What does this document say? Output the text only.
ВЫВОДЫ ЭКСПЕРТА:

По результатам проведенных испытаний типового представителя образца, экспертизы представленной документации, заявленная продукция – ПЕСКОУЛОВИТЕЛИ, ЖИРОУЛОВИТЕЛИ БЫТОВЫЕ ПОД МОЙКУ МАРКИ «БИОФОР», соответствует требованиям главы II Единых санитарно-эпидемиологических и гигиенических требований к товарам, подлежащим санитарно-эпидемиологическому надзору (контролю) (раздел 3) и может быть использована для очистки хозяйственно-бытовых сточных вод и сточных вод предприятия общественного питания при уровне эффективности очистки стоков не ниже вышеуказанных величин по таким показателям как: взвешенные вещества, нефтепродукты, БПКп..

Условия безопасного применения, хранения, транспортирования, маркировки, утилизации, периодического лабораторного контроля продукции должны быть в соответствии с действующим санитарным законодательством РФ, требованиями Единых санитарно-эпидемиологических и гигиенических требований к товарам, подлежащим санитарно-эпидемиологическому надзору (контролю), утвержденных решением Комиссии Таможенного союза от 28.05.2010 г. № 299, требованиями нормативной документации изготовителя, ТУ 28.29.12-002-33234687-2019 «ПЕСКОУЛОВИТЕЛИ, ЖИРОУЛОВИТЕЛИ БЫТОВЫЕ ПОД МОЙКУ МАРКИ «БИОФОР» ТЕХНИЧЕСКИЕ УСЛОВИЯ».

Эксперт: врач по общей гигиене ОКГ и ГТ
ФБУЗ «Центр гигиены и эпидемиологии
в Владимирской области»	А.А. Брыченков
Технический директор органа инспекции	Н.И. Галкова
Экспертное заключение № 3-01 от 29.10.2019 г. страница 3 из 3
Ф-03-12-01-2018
++++++++++
The exercise:
Reproduce all data above, unchanged.

Solution for this task:
What does this document say? Output the text only.
ВЫВОДЫ ЭКСПЕРТА:

По результатам проведенных испытаний типового представителя образца, экспертизы представленной документации, заявленная продукция – ПЕСКОУЛОВИТЕЛИ, ЖИРОУЛОВИТЕЛИ БЫТОВЫЕ ПОД МОЙКУ МАРКИ «БИОФОР», соответствует требованиям главы II Единых санитарно-эпидемиологических и гигиенических требований к товарам, подлежащим санитарно-эпидемиологическому надзору (контролю) (раздел 3) и может быть использована для очистки хозяйственно-бытовых сточных вод и сточных вод предприятия общественного питания при уровне эффективности очистки стоков не ниже вышеуказанных величин по таким показателям как: взвешенные вещества, нефтепродукты, БПКп..

Условия безопасного применения, хранения, транспортирования, маркировки, утилизации, периодического лабораторного контроля продукции должны быть в соответствии с действующим санитарным законодательством РФ, требованиями Единых санитарно-эпидемиологических и гигиенических требований к товарам, подлежащим санитарно-эпидемиологическому надзору (контролю), утвержденных решением Комиссии Таможенного союза от 28.05.2010 г. № 299, требованиями нормативной документации изготовителя, ТУ 28.29.12-002-33234687-2019 «ПЕСКОУЛОВИТЕЛИ, ЖИРОУЛОВИТЕЛИ БЫТОВЫЕ ПОД МОЙКУ МАРКИ «БИОФОР» ТЕХНИЧЕСКИЕ УСЛОВИЯ».

Эксперт: врач по общей гигиене ОКГ и ГТ
ФБУЗ «Центр гигиены и эпидемиологии
в Владимирской области»	А.А. Брыченков
Технический директор органа инспекции	Н.И. Галкова
Экспертное заключение № 3-01 от 29.10.2019 г. страница 3 из 3
Ф-03-12-01-2018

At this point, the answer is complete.